*Work to be completed*
What is the number of lines in the data that hold the string "badge"? Reply with that number only.

## start Extracted records

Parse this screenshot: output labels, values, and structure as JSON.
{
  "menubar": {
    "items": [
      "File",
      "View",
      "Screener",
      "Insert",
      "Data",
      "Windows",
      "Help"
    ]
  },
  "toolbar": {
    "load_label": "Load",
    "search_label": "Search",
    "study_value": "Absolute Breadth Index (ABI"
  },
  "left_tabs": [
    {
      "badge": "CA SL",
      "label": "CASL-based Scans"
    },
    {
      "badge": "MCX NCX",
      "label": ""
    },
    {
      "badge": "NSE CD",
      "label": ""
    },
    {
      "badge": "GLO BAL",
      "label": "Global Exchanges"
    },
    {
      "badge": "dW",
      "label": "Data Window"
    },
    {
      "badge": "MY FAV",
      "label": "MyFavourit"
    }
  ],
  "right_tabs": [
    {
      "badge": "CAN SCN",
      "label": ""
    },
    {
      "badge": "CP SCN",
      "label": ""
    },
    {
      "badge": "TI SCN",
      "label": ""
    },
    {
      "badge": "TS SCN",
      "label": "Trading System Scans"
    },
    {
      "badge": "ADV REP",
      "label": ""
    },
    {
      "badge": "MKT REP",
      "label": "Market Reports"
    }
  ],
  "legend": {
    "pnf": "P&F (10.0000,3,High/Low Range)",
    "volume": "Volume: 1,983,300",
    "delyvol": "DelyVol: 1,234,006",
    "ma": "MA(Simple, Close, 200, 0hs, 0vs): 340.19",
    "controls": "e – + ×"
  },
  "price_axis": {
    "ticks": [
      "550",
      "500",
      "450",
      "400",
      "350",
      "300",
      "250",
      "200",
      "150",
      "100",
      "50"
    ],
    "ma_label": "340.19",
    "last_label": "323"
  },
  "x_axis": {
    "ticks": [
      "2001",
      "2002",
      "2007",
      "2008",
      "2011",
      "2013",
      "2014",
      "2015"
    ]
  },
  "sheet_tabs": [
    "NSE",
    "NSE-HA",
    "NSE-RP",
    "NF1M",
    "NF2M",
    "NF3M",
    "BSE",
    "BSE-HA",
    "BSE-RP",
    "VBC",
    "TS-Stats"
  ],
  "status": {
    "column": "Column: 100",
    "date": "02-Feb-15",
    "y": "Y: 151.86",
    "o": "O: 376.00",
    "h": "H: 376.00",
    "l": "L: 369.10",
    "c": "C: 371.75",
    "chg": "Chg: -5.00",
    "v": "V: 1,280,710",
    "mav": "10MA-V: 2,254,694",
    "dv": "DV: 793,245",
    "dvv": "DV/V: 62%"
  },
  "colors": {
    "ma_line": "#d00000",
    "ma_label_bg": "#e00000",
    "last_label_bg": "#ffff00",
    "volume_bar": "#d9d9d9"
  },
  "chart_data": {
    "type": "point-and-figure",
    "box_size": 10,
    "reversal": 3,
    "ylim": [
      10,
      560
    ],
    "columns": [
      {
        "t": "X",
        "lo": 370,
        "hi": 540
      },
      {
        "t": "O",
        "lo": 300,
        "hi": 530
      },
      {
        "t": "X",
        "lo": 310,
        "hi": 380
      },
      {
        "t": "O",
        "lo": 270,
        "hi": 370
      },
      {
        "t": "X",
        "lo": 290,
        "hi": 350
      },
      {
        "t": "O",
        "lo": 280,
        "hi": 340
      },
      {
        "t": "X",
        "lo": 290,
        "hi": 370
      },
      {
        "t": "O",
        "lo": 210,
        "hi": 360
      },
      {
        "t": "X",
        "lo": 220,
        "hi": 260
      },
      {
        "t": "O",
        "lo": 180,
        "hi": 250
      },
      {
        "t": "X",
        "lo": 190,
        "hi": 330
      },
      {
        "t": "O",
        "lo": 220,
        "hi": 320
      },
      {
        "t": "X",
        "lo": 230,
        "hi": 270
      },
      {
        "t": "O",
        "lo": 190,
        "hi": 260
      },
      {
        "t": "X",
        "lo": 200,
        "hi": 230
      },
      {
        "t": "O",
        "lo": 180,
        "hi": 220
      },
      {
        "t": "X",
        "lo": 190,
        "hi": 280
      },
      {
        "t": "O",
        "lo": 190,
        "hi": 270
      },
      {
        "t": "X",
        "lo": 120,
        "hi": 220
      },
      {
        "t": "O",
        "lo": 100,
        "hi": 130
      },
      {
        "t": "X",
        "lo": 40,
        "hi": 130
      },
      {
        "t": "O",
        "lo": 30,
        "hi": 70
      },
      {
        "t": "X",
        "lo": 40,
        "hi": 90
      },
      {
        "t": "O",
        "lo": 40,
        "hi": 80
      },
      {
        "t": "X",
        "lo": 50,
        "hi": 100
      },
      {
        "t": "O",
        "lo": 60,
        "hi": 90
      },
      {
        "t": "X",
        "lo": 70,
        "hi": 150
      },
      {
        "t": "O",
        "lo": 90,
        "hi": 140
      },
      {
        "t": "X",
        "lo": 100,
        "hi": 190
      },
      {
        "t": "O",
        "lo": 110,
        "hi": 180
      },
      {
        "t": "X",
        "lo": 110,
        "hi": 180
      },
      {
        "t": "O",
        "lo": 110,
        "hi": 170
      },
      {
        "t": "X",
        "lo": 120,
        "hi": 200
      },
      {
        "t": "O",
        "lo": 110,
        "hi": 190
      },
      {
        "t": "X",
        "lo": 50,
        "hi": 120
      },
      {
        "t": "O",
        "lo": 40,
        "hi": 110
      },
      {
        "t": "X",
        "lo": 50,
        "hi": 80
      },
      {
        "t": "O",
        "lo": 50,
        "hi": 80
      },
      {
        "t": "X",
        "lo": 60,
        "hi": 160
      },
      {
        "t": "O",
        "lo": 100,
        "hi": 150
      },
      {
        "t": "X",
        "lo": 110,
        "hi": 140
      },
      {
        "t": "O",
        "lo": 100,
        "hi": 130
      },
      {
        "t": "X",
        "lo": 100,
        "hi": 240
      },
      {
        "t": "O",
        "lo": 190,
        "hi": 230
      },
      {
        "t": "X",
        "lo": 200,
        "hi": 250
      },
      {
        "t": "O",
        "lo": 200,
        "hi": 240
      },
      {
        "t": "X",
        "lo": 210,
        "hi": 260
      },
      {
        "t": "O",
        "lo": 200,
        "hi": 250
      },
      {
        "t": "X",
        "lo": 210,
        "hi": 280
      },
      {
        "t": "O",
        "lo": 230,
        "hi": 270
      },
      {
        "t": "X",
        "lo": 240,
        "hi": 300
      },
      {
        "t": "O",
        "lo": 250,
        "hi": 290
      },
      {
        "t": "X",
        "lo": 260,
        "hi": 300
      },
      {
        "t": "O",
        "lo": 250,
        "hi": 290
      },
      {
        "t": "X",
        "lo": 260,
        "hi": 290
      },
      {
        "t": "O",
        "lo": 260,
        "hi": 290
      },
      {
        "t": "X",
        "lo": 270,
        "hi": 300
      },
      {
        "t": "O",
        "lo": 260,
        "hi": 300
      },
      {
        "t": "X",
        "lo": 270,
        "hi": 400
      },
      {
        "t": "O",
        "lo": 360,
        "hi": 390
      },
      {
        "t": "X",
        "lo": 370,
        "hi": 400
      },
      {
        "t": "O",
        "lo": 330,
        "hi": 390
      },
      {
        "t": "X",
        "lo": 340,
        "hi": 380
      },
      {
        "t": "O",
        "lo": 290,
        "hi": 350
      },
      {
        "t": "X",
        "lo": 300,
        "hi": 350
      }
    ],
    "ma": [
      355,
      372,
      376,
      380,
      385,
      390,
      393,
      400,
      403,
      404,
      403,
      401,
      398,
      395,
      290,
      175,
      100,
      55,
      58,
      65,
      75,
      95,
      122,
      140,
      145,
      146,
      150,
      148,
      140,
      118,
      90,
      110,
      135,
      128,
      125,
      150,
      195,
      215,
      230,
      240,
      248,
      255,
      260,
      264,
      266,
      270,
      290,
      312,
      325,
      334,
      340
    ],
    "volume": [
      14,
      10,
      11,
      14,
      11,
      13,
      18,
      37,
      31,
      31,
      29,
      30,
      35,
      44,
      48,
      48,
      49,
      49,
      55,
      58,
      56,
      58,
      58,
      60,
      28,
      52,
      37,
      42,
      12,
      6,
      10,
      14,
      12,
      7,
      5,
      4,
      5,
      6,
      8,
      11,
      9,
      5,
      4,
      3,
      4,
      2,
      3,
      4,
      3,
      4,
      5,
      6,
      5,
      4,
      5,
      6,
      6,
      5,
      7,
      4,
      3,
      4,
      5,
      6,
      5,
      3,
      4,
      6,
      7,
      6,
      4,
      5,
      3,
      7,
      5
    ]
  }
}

## end Extracted records

*Expected answer*
12